◆ Dataset rows

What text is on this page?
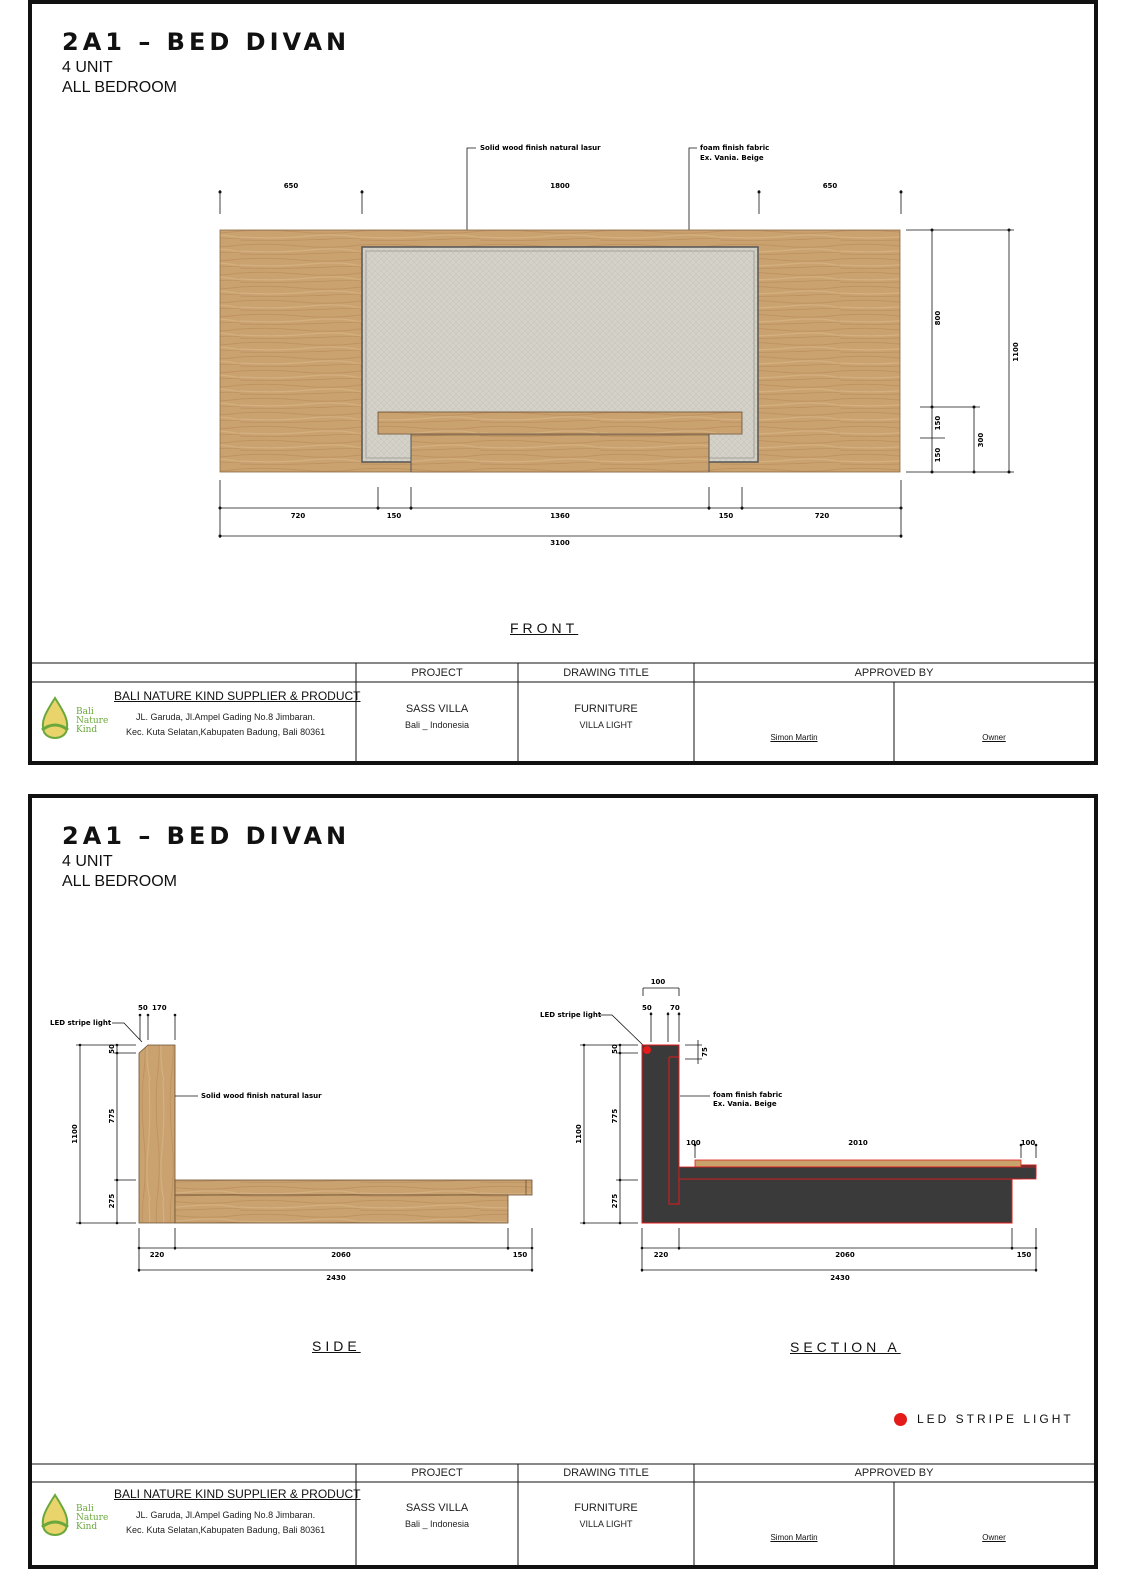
2A1 – BED DIVAN
4 UNIT
ALL BEDROOM
650	1800	650
Solid wood finish natural lasur	foam finish fabric
Ex. Vania. Beige
800
150
150
300
1100
720	150	1360	150	720
3100
FRONT
Bali
Nature
Kind
BALI NATURE KIND SUPPLIER & PRODUCT
JL. Garuda, Jl.Ampel Gading No.8 Jimbaran.
Kec. Kuta Selatan,Kabupaten Badung, Bali 80361
PROJECT
SASS VILLA
Bali _ Indonesia
DRAWING TITLE
FURNITURE
VILLA LIGHT
APPROVED BY
Simon Martin	Owner
2A1 – BED DIVAN
4 UNIT
ALL BEDROOM
LED stripe light
50 170
Solid wood finish natural lasur
1100
50
775
275
220	2060	150
2430
LED stripe light
100
50	70
75
foam finish fabric
Ex. Vania. Beige
1100
50
775
275
100	2010	100
220	2060	150
2430
SIDE	SECTION A
LED STRIPE LIGHT
Bali
Nature
Kind
BALI NATURE KIND SUPPLIER & PRODUCT
JL. Garuda, Jl.Ampel Gading No.8 Jimbaran.
Kec. Kuta Selatan,Kabupaten Badung, Bali 80361
PROJECT
SASS VILLA
Bali _ Indonesia
DRAWING TITLE
FURNITURE
VILLA LIGHT
APPROVED BY
Simon Martin	Owner
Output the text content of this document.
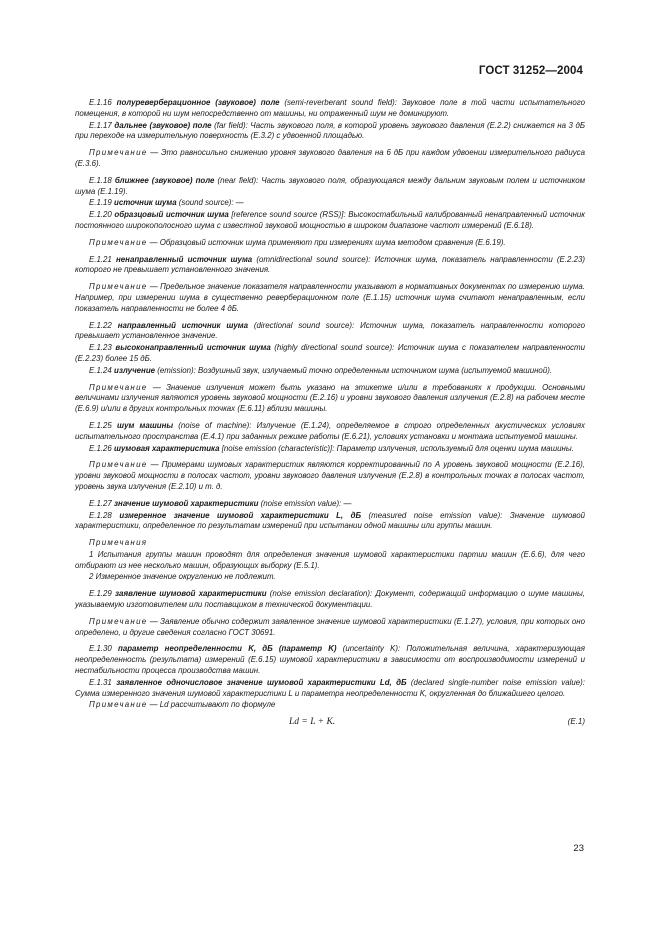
ГОСТ 31252—2004

Е.1.16 полуреверберационное (звуковое) поле (semi-reverberant sound field): Звуковое поле в той части испытательного помещения, в которой ни шум непосредственно от машины, ни отраженный шум не доминируют.

Е.1.17 дальнее (звуковое) поле (far field): Часть звукового поля, в которой уровень звукового давления (Е.2.2) снижается на 3 дБ при переходе на измерительную поверхность (Е.3.2) с удвоенной площадью.

Примечание — Это равносильно снижению уровня звукового давления на 6 дБ при каждом удвоении измерительного радиуса (Е.3.6).

Е.1.18 ближнее (звуковое) поле (near field): Часть звукового поля, образующаяся между дальним звуковым полем и источником шума (Е.1.19).

Е.1.19 источник шума (sound source): —

Е.1.20 образцовый источник шума [reference sound source (RSS)]: Высокостабильный калиброванный ненаправленный источник постоянного широкополосного шума с известной звуковой мощностью в широком диапазоне частот измерений (Е.6.18).

Примечание — Образцовый источник шума применяют при измерениях шума методом сравнения (Е.6.19).

Е.1.21 ненаправленный источник шума (omnidirectional sound source): Источник шума, показатель направленности (Е.2.23) которого не превышает установленного значения.

Примечание — Предельное значение показателя направленности указывают в нормативных документах по измерению шума. Например, при измерении шума в существенно реверберационном поле (Е.1.15) источник шума считают ненаправленным, если показатель направленности не более 4 дБ.

Е.1.22 направленный источник шума (directional sound source): Источник шума, показатель направленности которого превышает установленное значение.

Е.1.23 высоконаправленный источник шума (highly directional sound source): Источник шума с показателем направленности (Е.2.23) более 15 дБ.

Е.1.24 излучение (emission): Воздушный звук, излучаемый точно определенным источником шума (испытуемой машиной).

Примечание — Значение излучения может быть указано на этикетке и/или в требованиях к продукции. Основными величинами излучения являются уровень звуковой мощности (Е.2.16) и уровни звукового давления излучения (Е.2.8) на рабочем месте (Е.6.9) и/или в других контрольных точках (Е.6.11) вблизи машины.

Е.1.25 шум машины (noise of machine): Излучение (Е.1.24), определяемое в строго определенных акустических условиях испытательного пространства (Е.4.1) при заданных режиме работы (Е.6.21), условиях установки и монтажа испытуемой машины.

Е.1.26 шумовая характеристика [noise emission (characteristic)]: Параметр излучения, используемый для оценки шума машины.

Примечание — Примерами шумовых характеристик являются корректированный по А уровень звуковой мощности (Е.2.16), уровни звуковой мощности в полосах частот, уровни звукового давления излучения (Е.2.8) в контрольных точках в полосах частот, уровень звука излучения (Е.2.10) и т. д.

Е.1.27 значение шумовой характеристики (noise emission value): —

Е.1.28 измеренное значение шумовой характеристики L, дБ (measured noise emission value): Значение шумовой характеристики, определенное по результатам измерений при испытании одной машины или группы машин.

Примечания

1 Испытания группы машин проводят для определения значения шумовой характеристики партии машин (Е.6.6), для чего отбирают из нее несколько машин, образующих выборку (Е.5.1).

2 Измеренное значение округлению не подлежит.

Е.1.29 заявление шумовой характеристики (noise emission declaration): Документ, содержащий информацию о шуме машины, указываемую изготовителем или поставщиком в технической документации.

Примечание — Заявление обычно содержит заявленное значение шумовой характеристики (Е.1.27), условия, при которых оно определено, и другие сведения согласно ГОСТ 30691.

Е.1.30 параметр неопределенности K, дБ (параметр K) (uncertainty K): Положительная величина, характеризующая неопределенность (результата) измерений (Е.6.15) шумовой характеристики в зависимости от воспроизводимости измерений и нестабильности процесса производства машин.

Е.1.31 заявленное одночисловое значение шумовой характеристики Ld, дБ (declared single-number noise emission value): Сумма измеренного значения шумовой характеристики L и параметра неопределенности K, округленная до ближайшего целого.

Примечание — Ld рассчитывают по формуле

Ld = L + K.	(Е.1)
23
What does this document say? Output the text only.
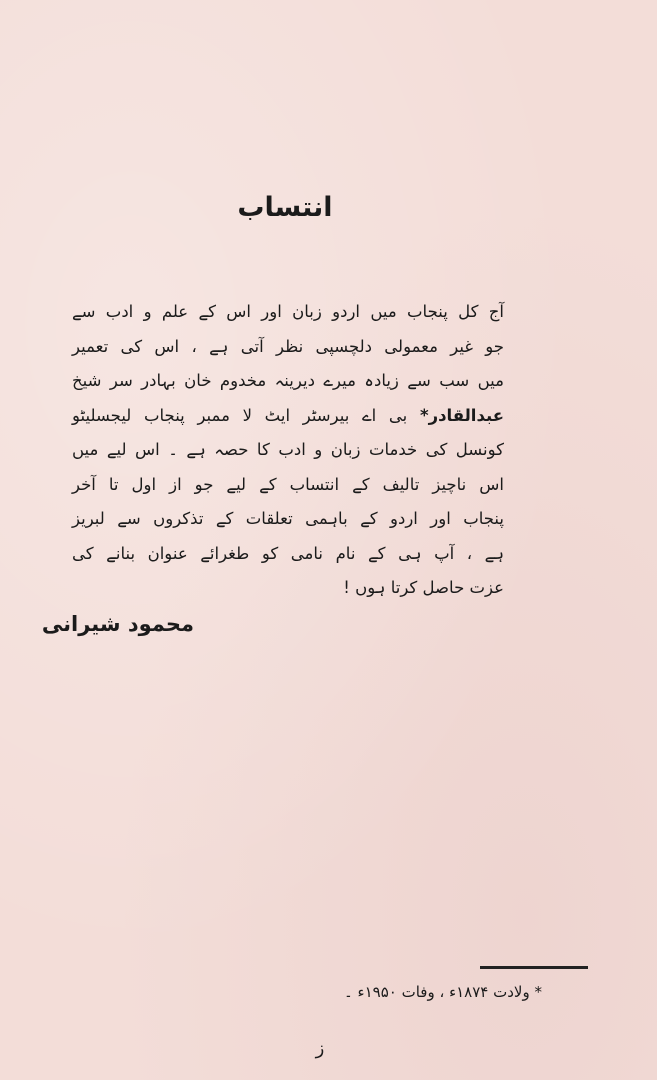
انتساب
آج کل پنجاب میں اردو زبان اور اس کے علم و ادب سے
جو غیر معمولی دلچسپی نظر آتی ہے ، اس کی تعمیر
میں سب سے زیادہ میرے دیرینہ مخدوم خان بہادر سر شیخ
عبدالقادر* بی اے بیرسٹر ایٹ لا ممبر پنجاب لیجسلیٹو
کونسل کی خدمات زبان و ادب کا حصہ ہے ۔ اس لیے میں
اس ناچیز تالیف کے انتساب کے لیے جو از اول تا آخر
پنجاب اور اردو کے باہمی تعلقات کے تذکروں سے لبریز
ہے ، آپ ہی کے نام نامی کو طغرائے عنوان بنانے کی
عزت حاصل کرتا ہوں !
محمود شیرانی
* ولادت ۱۸۷۴ء ، وفات ۱۹۵۰ء ۔
ز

◆ Written request
Verbatim reproduction of every record is required; images are left out.

◆ Task result
What text is on this page?
2A1 – BED DIVAN
4 UNIT
ALL BEDROOM
650	1800	650
Solid wood finish natural lasur	foam finish fabric
Ex. Vania. Beige
800
150
150
300
1100
720	150	1360	150	720
3100
FRONT
Bali
Nature
Kind
BALI NATURE KIND SUPPLIER & PRODUCT
JL. Garuda, Jl.Ampel Gading No.8 Jimbaran.
Kec. Kuta Selatan,Kabupaten Badung, Bali 80361
PROJECT
SASS VILLA
Bali _ Indonesia
DRAWING TITLE
FURNITURE
VILLA LIGHT
APPROVED BY
Simon Martin	Owner
2A1 – BED DIVAN
4 UNIT
ALL BEDROOM
LED stripe light
50 170
Solid wood finish natural lasur
1100
50
775
275
220	2060	150
2430
LED stripe light
100
50	70
75
foam finish fabric
Ex. Vania. Beige
1100
50
775
275
100	2010	100
220	2060	150
2430
SIDE	SECTION A
LED STRIPE LIGHT
Bali
Nature
Kind
BALI NATURE KIND SUPPLIER & PRODUCT
JL. Garuda, Jl.Ampel Gading No.8 Jimbaran.
Kec. Kuta Selatan,Kabupaten Badung, Bali 80361
PROJECT
SASS VILLA
Bali _ Indonesia
DRAWING TITLE
FURNITURE
VILLA LIGHT
APPROVED BY
Simon Martin	Owner
Output the text content of this document.
ГОСТ 31252—2004

Е.1.16 полуреверберационное (звуковое) поле (semi-reverberant sound field): Звуковое поле в той части испытательного помещения, в которой ни шум непосредственно от машины, ни отраженный шум не доминируют.

Е.1.17 дальнее (звуковое) поле (far field): Часть звукового поля, в которой уровень звукового давления (Е.2.2) снижается на 3 дБ при переходе на измерительную поверхность (Е.3.2) с удвоенной площадью.

Примечание — Это равносильно снижению уровня звукового давления на 6 дБ при каждом удвоении измерительного радиуса (Е.3.6).

Е.1.18 ближнее (звуковое) поле (near field): Часть звукового поля, образующаяся между дальним звуковым полем и источником шума (Е.1.19).

Е.1.19 источник шума (sound source): —

Е.1.20 образцовый источник шума [reference sound source (RSS)]: Высокостабильный калиброванный ненаправленный источник постоянного широкополосного шума с известной звуковой мощностью в широком диапазоне частот измерений (Е.6.18).

Примечание — Образцовый источник шума применяют при измерениях шума методом сравнения (Е.6.19).

Е.1.21 ненаправленный источник шума (omnidirectional sound source): Источник шума, показатель направленности (Е.2.23) которого не превышает установленного значения.

Примечание — Предельное значение показателя направленности указывают в нормативных документах по измерению шума. Например, при измерении шума в существенно реверберационном поле (Е.1.15) источник шума считают ненаправленным, если показатель направленности не более 4 дБ.

Е.1.22 направленный источник шума (directional sound source): Источник шума, показатель направленности которого превышает установленное значение.

Е.1.23 высоконаправленный источник шума (highly directional sound source): Источник шума с показателем направленности (Е.2.23) более 15 дБ.

Е.1.24 излучение (emission): Воздушный звук, излучаемый точно определенным источником шума (испытуемой машиной).

Примечание — Значение излучения может быть указано на этикетке и/или в требованиях к продукции. Основными величинами излучения являются уровень звуковой мощности (Е.2.16) и уровни звукового давления излучения (Е.2.8) на рабочем месте (Е.6.9) и/или в других контрольных точках (Е.6.11) вблизи машины.

Е.1.25 шум машины (noise of machine): Излучение (Е.1.24), определяемое в строго определенных акустических условиях испытательного пространства (Е.4.1) при заданных режиме работы (Е.6.21), условиях установки и монтажа испытуемой машины.

Е.1.26 шумовая характеристика [noise emission (characteristic)]: Параметр излучения, используемый для оценки шума машины.

Примечание — Примерами шумовых характеристик являются корректированный по А уровень звуковой мощности (Е.2.16), уровни звуковой мощности в полосах частот, уровни звукового давления излучения (Е.2.8) в контрольных точках в полосах частот, уровень звука излучения (Е.2.10) и т. д.

Е.1.27 значение шумовой характеристики (noise emission value): —

Е.1.28 измеренное значение шумовой характеристики L, дБ (measured noise emission value): Значение шумовой характеристики, определенное по результатам измерений при испытании одной машины или группы машин.

Примечания

1 Испытания группы машин проводят для определения значения шумовой характеристики партии машин (Е.6.6), для чего отбирают из нее несколько машин, образующих выборку (Е.5.1).

2 Измеренное значение округлению не подлежит.

Е.1.29 заявление шумовой характеристики (noise emission declaration): Документ, содержащий информацию о шуме машины, указываемую изготовителем или поставщиком в технической документации.

Примечание — Заявление обычно содержит заявленное значение шумовой характеристики (Е.1.27), условия, при которых оно определено, и другие сведения согласно ГОСТ 30691.

Е.1.30 параметр неопределенности K, дБ (параметр K) (uncertainty K): Положительная величина, характеризующая неопределенность (результата) измерений (Е.6.15) шумовой характеристики в зависимости от воспроизводимости измерений и нестабильности процесса производства машин.

Е.1.31 заявленное одночисловое значение шумовой характеристики Ld, дБ (declared single-number noise emission value): Сумма измеренного значения шумовой характеристики L и параметра неопределенности K, округленная до ближайшего целого.

Примечание — Ld рассчитывают по формуле

Ld = L + K.	(Е.1)
23
What does this document say? Output the text only.
انتساب
آج کل پنجاب میں اردو زبان اور اس کے علم و ادب سے
جو غیر معمولی دلچسپی نظر آتی ہے ، اس کی تعمیر
میں سب سے زیادہ میرے دیرینہ مخدوم خان بہادر سر شیخ
عبدالقادر* بی اے بیرسٹر ایٹ لا ممبر پنجاب لیجسلیٹو
کونسل کی خدمات زبان و ادب کا حصہ ہے ۔ اس لیے میں
اس ناچیز تالیف کے انتساب کے لیے جو از اول تا آخر
پنجاب اور اردو کے باہمی تعلقات کے تذکروں سے لبریز
ہے ، آپ ہی کے نام نامی کو طغرائے عنوان بنانے کی
عزت حاصل کرتا ہوں !
محمود شیرانی
* ولادت ۱۸۷۴ء ، وفات ۱۹۵۰ء ۔
ز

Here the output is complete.